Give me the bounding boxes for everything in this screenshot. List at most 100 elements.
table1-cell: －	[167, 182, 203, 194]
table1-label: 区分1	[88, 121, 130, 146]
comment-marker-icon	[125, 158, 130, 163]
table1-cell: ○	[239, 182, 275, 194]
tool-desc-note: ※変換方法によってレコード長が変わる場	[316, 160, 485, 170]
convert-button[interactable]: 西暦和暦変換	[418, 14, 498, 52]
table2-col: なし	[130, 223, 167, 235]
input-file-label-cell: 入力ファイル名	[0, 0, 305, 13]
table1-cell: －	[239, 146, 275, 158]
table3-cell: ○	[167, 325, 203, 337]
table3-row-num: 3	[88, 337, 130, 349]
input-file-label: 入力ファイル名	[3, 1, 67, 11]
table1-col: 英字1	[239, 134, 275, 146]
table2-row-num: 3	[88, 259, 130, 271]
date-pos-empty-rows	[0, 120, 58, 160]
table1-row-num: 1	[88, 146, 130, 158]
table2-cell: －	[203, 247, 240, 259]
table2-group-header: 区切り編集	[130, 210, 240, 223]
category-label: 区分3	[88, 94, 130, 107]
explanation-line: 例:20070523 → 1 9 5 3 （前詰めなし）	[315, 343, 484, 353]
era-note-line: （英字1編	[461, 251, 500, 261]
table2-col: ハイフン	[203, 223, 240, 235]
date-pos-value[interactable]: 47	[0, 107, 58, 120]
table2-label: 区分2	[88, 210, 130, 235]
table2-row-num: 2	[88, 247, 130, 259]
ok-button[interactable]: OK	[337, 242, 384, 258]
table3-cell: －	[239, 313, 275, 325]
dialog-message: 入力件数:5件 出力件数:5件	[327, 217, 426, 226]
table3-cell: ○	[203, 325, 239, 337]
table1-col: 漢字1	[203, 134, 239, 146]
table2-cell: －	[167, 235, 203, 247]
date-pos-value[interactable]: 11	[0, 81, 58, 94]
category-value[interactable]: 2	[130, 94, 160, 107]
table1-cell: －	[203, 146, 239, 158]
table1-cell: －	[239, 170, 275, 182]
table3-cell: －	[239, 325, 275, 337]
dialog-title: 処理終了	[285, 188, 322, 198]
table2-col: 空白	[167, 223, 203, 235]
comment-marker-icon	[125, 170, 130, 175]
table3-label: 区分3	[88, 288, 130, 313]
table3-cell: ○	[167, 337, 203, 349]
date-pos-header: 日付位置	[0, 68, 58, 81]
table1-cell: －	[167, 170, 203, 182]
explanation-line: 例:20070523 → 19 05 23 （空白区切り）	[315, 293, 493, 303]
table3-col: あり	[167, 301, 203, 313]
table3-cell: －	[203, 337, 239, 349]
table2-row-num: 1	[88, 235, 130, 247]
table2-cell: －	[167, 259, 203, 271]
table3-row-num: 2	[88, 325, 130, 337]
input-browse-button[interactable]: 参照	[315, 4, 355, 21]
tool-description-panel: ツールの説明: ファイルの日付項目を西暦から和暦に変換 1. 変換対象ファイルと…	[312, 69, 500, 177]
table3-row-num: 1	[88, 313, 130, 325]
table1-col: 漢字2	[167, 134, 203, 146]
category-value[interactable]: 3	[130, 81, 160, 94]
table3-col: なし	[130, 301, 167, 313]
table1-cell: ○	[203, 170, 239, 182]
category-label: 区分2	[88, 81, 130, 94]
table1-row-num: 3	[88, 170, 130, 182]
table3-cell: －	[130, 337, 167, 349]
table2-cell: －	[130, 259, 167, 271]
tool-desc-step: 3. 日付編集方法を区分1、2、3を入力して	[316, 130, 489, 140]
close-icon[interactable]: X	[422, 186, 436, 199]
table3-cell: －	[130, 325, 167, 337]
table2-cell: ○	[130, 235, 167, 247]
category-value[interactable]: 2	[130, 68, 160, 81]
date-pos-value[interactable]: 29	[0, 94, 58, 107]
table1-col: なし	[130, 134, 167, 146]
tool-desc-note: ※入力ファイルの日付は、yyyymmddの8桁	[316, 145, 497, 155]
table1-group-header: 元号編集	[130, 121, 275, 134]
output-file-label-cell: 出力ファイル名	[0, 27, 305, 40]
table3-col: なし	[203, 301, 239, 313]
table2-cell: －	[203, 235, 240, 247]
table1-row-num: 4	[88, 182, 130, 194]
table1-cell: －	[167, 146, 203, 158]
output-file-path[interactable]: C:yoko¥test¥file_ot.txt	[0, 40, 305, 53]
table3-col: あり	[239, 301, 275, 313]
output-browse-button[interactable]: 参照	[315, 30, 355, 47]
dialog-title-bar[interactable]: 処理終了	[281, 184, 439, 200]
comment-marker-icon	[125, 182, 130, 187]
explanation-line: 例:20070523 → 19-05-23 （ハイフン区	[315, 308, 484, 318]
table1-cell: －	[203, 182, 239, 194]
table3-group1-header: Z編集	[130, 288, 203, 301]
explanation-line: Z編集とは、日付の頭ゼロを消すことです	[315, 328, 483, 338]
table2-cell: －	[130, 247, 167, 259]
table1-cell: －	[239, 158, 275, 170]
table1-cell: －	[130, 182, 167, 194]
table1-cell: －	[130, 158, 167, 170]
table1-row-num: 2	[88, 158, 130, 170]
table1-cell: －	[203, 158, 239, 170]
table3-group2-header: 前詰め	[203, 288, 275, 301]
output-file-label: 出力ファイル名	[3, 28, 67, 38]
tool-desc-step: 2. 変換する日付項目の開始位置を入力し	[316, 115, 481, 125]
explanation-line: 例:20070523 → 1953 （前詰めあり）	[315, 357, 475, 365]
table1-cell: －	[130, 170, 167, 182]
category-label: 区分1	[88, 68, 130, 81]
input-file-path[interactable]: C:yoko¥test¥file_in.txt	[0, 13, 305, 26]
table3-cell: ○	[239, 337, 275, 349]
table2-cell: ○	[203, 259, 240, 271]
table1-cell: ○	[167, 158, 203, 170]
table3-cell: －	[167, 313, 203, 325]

• [What needs to be done] Reproduce each of the rows above verbatim, changing nothing.

• [Response]
Give me the bounding boxes for everything in this screenshot. List at most 100 elements.
table1-cell: －	[167, 182, 203, 194]
table1-label: 区分1	[88, 121, 130, 146]
comment-marker-icon	[125, 158, 130, 163]
table1-cell: ○	[239, 182, 275, 194]
tool-desc-note: ※変換方法によってレコード長が変わる場	[316, 160, 485, 170]
convert-button[interactable]: 西暦和暦変換	[418, 14, 498, 52]
table2-col: なし	[130, 223, 167, 235]
input-file-label-cell: 入力ファイル名	[0, 0, 305, 13]
table1-cell: －	[239, 146, 275, 158]
table3-cell: ○	[167, 325, 203, 337]
table3-row-num: 3	[88, 337, 130, 349]
input-file-label: 入力ファイル名	[3, 1, 67, 11]
table1-col: 英字1	[239, 134, 275, 146]
table2-row-num: 3	[88, 259, 130, 271]
date-pos-empty-rows	[0, 120, 58, 160]
table1-row-num: 1	[88, 146, 130, 158]
table2-cell: －	[203, 247, 240, 259]
table2-group-header: 区切り編集	[130, 210, 240, 223]
category-label: 区分3	[88, 94, 130, 107]
explanation-line: 例:20070523 → 1 9 5 3 （前詰めなし）	[315, 343, 484, 353]
era-note-line: （英字1編	[461, 251, 500, 261]
table2-col: ハイフン	[203, 223, 240, 235]
date-pos-value[interactable]: 47	[0, 107, 58, 120]
table2-label: 区分2	[88, 210, 130, 235]
table2-row-num: 2	[88, 247, 130, 259]
ok-button[interactable]: OK	[337, 242, 384, 258]
table3-cell: －	[239, 313, 275, 325]
dialog-message: 入力件数:5件 出力件数:5件	[327, 217, 426, 226]
table3-cell: ○	[203, 325, 239, 337]
table1-col: 漢字1	[203, 134, 239, 146]
table2-cell: －	[167, 235, 203, 247]
date-pos-value[interactable]: 11	[0, 81, 58, 94]
category-value[interactable]: 2	[130, 94, 160, 107]
table1-cell: －	[203, 146, 239, 158]
table1-cell: －	[239, 170, 275, 182]
table3-cell: －	[239, 325, 275, 337]
dialog-title: 処理終了	[285, 188, 322, 198]
table2-col: 空白	[167, 223, 203, 235]
comment-marker-icon	[125, 170, 130, 175]
table3-label: 区分3	[88, 288, 130, 313]
table3-cell: ○	[167, 337, 203, 349]
date-pos-header: 日付位置	[0, 68, 58, 81]
table1-cell: －	[167, 170, 203, 182]
explanation-line: 例:20070523 → 19 05 23 （空白区切り）	[315, 293, 493, 303]
table3-col: あり	[167, 301, 203, 313]
table3-cell: －	[203, 337, 239, 349]
table2-row-num: 1	[88, 235, 130, 247]
table2-cell: －	[167, 259, 203, 271]
table3-row-num: 2	[88, 325, 130, 337]
input-browse-button[interactable]: 参照	[315, 4, 355, 21]
tool-description-panel: ツールの説明: ファイルの日付項目を西暦から和暦に変換 1. 変換対象ファイルと…	[312, 69, 500, 177]
table3-row-num: 1	[88, 313, 130, 325]
table1-col: 漢字2	[167, 134, 203, 146]
category-value[interactable]: 3	[130, 81, 160, 94]
table3-col: なし	[130, 301, 167, 313]
table1-cell: ○	[203, 170, 239, 182]
category-label: 区分2	[88, 81, 130, 94]
table1-row-num: 3	[88, 170, 130, 182]
table3-cell: －	[130, 337, 167, 349]
table2-cell: －	[130, 259, 167, 271]
tool-desc-step: 3. 日付編集方法を区分1、2、3を入力して	[316, 130, 489, 140]
close-icon[interactable]: X	[422, 186, 436, 199]
table3-cell: －	[130, 325, 167, 337]
table2-cell: ○	[130, 235, 167, 247]
category-value[interactable]: 2	[130, 68, 160, 81]
date-pos-value[interactable]: 29	[0, 94, 58, 107]
table1-col: なし	[130, 134, 167, 146]
tool-desc-note: ※入力ファイルの日付は、yyyymmddの8桁	[316, 145, 497, 155]
table1-group-header: 元号編集	[130, 121, 275, 134]
output-file-label-cell: 出力ファイル名	[0, 27, 305, 40]
table3-col: なし	[203, 301, 239, 313]
table2-cell: －	[203, 235, 240, 247]
table1-row-num: 4	[88, 182, 130, 194]
table1-cell: －	[167, 146, 203, 158]
output-file-path[interactable]: C:yoko¥test¥file_ot.txt	[0, 40, 305, 53]
table3-col: あり	[239, 301, 275, 313]
output-browse-button[interactable]: 参照	[315, 30, 355, 47]
dialog-title-bar[interactable]: 処理終了	[281, 184, 439, 200]
comment-marker-icon	[125, 182, 130, 187]
explanation-line: 例:20070523 → 19-05-23 （ハイフン区	[315, 308, 484, 318]
table1-cell: －	[203, 182, 239, 194]
table3-group1-header: Z編集	[130, 288, 203, 301]
explanation-line: Z編集とは、日付の頭ゼロを消すことです	[315, 328, 483, 338]
table2-cell: －	[130, 247, 167, 259]
table1-cell: －	[239, 158, 275, 170]
table1-cell: －	[130, 182, 167, 194]
table1-cell: －	[130, 158, 167, 170]
table1-row-num: 2	[88, 158, 130, 170]
table1-cell: －	[203, 158, 239, 170]
table3-group2-header: 前詰め	[203, 288, 275, 301]
output-file-label: 出力ファイル名	[3, 28, 67, 38]
tool-desc-step: 2. 変換する日付項目の開始位置を入力し	[316, 115, 481, 125]
explanation-line: 例:20070523 → 1953 （前詰めあり）	[315, 357, 475, 365]
table1-cell: －	[130, 170, 167, 182]
category-label: 区分1	[88, 68, 130, 81]
input-file-path[interactable]: C:yoko¥test¥file_in.txt	[0, 13, 305, 26]
table3-cell: ○	[239, 337, 275, 349]
table2-cell: ○	[203, 259, 240, 271]
table1-cell: ○	[167, 158, 203, 170]
table3-cell: －	[167, 313, 203, 325]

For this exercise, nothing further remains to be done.